**YOUR GOAL**
Could the entries below be reproduced exactly, with the images removed?
::: ENTRIES SHOWN :::
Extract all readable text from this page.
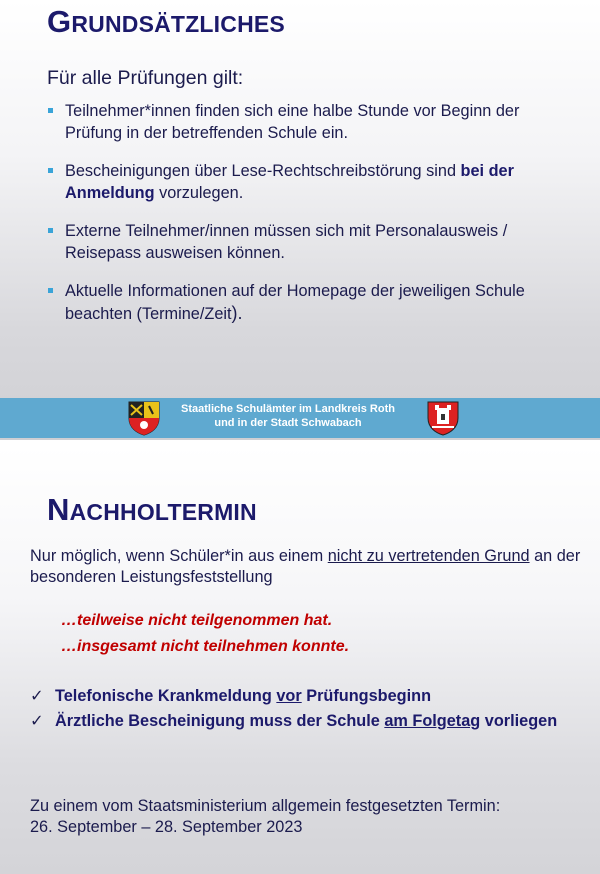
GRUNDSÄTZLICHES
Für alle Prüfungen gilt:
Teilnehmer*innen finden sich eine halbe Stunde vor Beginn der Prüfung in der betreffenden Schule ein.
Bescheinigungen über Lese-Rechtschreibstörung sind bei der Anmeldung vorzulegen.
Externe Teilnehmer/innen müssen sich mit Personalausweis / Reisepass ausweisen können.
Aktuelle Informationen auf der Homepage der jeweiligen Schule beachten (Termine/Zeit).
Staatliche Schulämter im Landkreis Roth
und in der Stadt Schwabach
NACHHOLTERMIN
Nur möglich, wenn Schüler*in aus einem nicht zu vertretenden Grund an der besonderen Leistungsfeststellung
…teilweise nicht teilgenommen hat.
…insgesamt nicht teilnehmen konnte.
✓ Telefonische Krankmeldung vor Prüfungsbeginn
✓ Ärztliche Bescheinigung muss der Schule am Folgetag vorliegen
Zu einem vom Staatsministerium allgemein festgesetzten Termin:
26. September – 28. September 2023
:::
**SOLUTION FOR THIS EXERCISE**
Extract all readable text from this page.
GRUNDSÄTZLICHES
Für alle Prüfungen gilt:
Teilnehmer*innen finden sich eine halbe Stunde vor Beginn der Prüfung in der betreffenden Schule ein.
Bescheinigungen über Lese-Rechtschreibstörung sind bei der Anmeldung vorzulegen.
Externe Teilnehmer/innen müssen sich mit Personalausweis / Reisepass ausweisen können.
Aktuelle Informationen auf der Homepage der jeweiligen Schule beachten (Termine/Zeit).
Staatliche Schulämter im Landkreis Roth
und in der Stadt Schwabach
NACHHOLTERMIN
Nur möglich, wenn Schüler*in aus einem nicht zu vertretenden Grund an der besonderen Leistungsfeststellung
…teilweise nicht teilgenommen hat.
…insgesamt nicht teilnehmen konnte.
✓ Telefonische Krankmeldung vor Prüfungsbeginn
✓ Ärztliche Bescheinigung muss der Schule am Folgetag vorliegen
Zu einem vom Staatsministerium allgemein festgesetzten Termin:
26. September – 28. September 2023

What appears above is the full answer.